## Required task:
Reply with one number: the count of lines in the records below that hold "JSON".
***** Input records
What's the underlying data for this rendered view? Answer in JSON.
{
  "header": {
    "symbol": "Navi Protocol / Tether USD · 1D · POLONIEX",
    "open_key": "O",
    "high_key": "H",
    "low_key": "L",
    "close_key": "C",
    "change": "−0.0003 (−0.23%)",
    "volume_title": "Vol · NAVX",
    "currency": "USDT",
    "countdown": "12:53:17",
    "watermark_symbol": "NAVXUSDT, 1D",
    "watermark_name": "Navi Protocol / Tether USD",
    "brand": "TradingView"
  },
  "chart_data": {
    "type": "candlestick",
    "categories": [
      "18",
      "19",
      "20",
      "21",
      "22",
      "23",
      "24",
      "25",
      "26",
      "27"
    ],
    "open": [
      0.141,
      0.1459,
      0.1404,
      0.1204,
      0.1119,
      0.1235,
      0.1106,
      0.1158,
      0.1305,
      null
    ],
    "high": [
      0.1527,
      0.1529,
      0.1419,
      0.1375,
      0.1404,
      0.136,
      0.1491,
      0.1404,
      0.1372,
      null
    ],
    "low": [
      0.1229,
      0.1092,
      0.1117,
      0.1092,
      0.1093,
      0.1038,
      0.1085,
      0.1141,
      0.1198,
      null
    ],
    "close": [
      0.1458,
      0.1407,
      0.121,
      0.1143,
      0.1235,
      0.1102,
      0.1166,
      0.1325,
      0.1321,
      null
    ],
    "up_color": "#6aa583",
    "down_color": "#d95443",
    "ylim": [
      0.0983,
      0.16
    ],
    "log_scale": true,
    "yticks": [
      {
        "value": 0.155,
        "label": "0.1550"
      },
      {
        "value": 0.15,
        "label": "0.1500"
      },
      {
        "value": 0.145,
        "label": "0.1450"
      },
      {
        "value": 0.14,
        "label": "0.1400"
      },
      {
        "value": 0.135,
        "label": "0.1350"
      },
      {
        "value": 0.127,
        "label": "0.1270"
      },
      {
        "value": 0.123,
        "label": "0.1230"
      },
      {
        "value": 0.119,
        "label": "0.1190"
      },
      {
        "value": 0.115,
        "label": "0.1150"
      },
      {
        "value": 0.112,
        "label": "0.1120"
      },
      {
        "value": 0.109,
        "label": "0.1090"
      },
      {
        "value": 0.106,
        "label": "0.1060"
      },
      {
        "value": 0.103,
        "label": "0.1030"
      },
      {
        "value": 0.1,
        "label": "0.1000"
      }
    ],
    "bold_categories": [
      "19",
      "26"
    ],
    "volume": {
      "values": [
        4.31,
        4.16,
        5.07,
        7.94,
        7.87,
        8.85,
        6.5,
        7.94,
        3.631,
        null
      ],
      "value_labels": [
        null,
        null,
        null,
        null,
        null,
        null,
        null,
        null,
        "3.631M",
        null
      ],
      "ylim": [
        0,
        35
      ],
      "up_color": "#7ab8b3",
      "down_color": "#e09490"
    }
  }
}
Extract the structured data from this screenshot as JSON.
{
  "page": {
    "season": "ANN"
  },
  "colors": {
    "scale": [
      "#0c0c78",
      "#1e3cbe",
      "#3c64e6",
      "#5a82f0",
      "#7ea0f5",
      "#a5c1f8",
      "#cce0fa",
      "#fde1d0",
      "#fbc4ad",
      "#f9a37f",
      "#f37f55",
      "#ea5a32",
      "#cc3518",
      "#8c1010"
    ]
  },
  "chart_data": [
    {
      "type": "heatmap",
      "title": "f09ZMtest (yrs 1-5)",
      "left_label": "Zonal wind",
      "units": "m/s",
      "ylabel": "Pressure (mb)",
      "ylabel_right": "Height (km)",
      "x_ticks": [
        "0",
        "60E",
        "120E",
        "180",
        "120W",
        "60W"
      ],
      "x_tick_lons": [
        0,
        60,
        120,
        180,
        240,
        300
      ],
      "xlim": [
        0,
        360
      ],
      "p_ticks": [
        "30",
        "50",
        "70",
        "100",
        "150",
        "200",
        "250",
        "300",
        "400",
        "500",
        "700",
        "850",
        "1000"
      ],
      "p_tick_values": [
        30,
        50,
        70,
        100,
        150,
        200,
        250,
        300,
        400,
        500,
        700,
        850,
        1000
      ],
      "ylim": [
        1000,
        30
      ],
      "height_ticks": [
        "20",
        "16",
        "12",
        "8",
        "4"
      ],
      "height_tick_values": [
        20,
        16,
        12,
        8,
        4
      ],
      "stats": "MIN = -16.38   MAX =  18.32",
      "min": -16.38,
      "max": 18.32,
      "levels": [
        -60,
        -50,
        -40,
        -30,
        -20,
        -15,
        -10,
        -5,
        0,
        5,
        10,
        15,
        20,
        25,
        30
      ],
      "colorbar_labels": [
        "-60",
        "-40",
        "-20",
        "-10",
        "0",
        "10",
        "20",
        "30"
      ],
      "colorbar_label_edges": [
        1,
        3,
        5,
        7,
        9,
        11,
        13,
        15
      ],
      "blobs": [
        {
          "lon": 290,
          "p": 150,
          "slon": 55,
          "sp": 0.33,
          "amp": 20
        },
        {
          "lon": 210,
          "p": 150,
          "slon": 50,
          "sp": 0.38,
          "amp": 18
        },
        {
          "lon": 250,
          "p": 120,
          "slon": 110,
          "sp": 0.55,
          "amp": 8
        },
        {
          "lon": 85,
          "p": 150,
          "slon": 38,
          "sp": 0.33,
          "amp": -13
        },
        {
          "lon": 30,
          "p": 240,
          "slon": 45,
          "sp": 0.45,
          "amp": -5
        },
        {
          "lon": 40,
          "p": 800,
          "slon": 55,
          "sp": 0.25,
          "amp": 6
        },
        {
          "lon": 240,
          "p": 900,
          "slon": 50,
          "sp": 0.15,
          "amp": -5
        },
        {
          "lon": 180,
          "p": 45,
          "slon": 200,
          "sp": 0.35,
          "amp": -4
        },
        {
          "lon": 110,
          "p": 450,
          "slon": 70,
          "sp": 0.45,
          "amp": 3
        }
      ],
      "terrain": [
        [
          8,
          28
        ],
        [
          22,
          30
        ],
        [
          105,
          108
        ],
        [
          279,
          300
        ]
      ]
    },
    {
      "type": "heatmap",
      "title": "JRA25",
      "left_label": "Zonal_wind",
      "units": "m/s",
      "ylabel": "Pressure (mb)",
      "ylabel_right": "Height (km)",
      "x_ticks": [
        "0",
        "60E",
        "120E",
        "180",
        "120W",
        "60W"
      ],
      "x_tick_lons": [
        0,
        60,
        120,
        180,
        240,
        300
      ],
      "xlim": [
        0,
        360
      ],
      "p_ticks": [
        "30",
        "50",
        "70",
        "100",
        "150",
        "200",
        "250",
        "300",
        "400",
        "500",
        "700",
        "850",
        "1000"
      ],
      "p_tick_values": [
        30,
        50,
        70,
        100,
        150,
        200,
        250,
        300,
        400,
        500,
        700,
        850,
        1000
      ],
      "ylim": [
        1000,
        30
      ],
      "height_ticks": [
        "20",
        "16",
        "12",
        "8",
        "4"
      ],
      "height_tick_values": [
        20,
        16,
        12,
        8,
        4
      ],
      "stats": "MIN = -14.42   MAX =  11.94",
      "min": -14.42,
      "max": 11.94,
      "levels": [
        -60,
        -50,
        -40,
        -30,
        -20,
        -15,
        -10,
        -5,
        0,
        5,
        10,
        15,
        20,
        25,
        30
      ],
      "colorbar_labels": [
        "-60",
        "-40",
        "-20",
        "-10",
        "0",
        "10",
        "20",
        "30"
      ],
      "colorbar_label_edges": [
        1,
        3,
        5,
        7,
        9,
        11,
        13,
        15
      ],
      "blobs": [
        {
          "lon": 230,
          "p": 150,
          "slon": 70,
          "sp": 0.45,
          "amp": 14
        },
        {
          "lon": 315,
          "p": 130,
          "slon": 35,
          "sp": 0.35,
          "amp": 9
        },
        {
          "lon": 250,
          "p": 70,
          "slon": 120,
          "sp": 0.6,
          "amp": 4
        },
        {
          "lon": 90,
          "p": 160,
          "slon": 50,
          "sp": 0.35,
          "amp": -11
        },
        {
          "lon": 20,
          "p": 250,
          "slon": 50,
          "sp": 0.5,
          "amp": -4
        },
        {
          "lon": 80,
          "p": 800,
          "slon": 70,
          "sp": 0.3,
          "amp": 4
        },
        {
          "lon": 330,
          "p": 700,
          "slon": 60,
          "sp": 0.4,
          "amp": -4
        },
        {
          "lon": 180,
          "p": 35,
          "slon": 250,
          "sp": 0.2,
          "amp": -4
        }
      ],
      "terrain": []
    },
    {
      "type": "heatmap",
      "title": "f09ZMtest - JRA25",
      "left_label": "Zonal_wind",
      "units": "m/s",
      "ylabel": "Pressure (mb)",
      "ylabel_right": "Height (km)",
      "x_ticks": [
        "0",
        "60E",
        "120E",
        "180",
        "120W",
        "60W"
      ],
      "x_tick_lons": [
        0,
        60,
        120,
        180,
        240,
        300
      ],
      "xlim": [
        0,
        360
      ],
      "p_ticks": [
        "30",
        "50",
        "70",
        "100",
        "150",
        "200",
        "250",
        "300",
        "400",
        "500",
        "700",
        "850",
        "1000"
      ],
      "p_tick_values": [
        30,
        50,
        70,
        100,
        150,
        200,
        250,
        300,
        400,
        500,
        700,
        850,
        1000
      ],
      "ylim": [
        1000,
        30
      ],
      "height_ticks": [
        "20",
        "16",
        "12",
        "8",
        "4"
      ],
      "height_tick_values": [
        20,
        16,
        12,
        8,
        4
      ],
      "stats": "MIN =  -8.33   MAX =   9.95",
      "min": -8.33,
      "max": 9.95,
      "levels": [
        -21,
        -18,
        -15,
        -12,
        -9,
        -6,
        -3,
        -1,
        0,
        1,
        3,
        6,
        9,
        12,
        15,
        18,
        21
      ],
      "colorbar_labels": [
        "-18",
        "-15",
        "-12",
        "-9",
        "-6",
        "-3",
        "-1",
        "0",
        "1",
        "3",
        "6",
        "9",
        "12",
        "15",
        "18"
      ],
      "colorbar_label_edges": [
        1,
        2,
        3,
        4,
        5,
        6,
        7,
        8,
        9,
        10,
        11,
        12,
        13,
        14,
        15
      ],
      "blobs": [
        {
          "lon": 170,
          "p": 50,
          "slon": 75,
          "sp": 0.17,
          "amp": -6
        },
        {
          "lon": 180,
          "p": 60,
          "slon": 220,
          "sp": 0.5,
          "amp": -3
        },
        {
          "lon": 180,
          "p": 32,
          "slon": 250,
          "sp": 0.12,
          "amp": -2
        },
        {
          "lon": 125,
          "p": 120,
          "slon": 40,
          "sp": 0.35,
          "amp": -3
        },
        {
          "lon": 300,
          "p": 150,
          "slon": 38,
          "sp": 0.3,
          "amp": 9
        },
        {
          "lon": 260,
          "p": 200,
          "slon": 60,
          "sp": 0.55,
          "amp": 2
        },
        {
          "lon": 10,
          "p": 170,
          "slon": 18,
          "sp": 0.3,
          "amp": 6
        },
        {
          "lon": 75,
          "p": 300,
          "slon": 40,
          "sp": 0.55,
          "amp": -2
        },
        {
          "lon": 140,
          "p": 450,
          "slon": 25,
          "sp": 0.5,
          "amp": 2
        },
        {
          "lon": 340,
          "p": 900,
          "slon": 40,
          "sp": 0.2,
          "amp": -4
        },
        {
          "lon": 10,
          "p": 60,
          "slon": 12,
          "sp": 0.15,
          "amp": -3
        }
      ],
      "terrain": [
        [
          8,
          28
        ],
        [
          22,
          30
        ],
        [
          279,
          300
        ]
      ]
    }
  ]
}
**********
## Solution for this task:
2